__DO THIS__
Reproduce each of the rows below verbatim and in the same order, leaving out the picture.

__MATERIAL SUPPLIED__
* * *

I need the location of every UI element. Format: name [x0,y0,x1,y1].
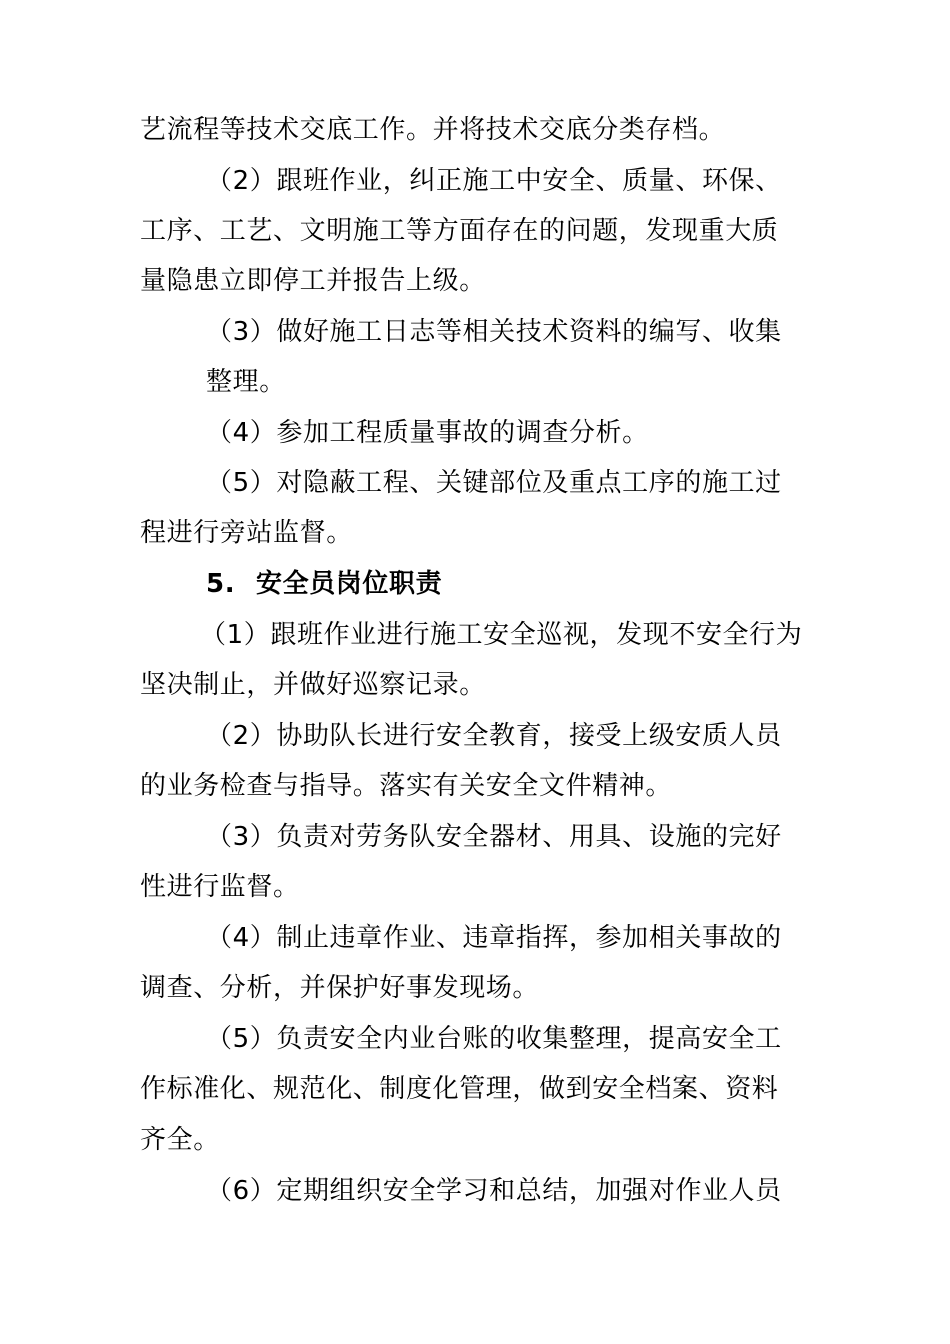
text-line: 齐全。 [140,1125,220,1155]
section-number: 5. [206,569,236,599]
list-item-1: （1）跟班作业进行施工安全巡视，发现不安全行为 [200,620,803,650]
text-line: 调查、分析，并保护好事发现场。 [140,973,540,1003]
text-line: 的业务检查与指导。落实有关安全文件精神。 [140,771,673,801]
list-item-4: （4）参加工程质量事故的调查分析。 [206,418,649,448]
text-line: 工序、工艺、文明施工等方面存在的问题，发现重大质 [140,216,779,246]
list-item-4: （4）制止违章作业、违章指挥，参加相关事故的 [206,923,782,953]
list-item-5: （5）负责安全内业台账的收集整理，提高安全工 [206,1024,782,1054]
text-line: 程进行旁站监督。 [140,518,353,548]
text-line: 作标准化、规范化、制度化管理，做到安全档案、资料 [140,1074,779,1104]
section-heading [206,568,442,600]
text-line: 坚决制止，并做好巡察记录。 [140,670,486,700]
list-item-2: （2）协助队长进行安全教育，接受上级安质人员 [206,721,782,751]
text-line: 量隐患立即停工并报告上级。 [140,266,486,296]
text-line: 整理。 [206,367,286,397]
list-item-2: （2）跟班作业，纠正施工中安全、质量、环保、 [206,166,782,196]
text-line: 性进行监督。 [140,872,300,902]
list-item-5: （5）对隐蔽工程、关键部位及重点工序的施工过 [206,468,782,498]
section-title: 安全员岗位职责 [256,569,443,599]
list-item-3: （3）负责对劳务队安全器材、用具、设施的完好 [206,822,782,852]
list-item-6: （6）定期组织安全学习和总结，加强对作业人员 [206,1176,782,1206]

* * *

__RESPONSE BELOW__
I need the location of every UI element. Format: name [x0,y0,x1,y1].
text-line: 齐全。 [140,1125,220,1155]
section-number: 5. [206,569,236,599]
list-item-1: （1）跟班作业进行施工安全巡视，发现不安全行为 [200,620,803,650]
text-line: 调查、分析，并保护好事发现场。 [140,973,540,1003]
text-line: 的业务检查与指导。落实有关安全文件精神。 [140,771,673,801]
list-item-4: （4）参加工程质量事故的调查分析。 [206,418,649,448]
text-line: 工序、工艺、文明施工等方面存在的问题，发现重大质 [140,216,779,246]
list-item-4: （4）制止违章作业、违章指挥，参加相关事故的 [206,923,782,953]
list-item-5: （5）负责安全内业台账的收集整理，提高安全工 [206,1024,782,1054]
text-line: 程进行旁站监督。 [140,518,353,548]
text-line: 作标准化、规范化、制度化管理，做到安全档案、资料 [140,1074,779,1104]
section-heading [206,568,442,600]
text-line: 坚决制止，并做好巡察记录。 [140,670,486,700]
list-item-2: （2）协助队长进行安全教育，接受上级安质人员 [206,721,782,751]
text-line: 量隐患立即停工并报告上级。 [140,266,486,296]
text-line: 整理。 [206,367,286,397]
list-item-2: （2）跟班作业，纠正施工中安全、质量、环保、 [206,166,782,196]
text-line: 性进行监督。 [140,872,300,902]
list-item-5: （5）对隐蔽工程、关键部位及重点工序的施工过 [206,468,782,498]
section-title: 安全员岗位职责 [256,569,443,599]
list-item-3: （3）负责对劳务队安全器材、用具、设施的完好 [206,822,782,852]
list-item-6: （6）定期组织安全学习和总结，加强对作业人员 [206,1176,782,1206]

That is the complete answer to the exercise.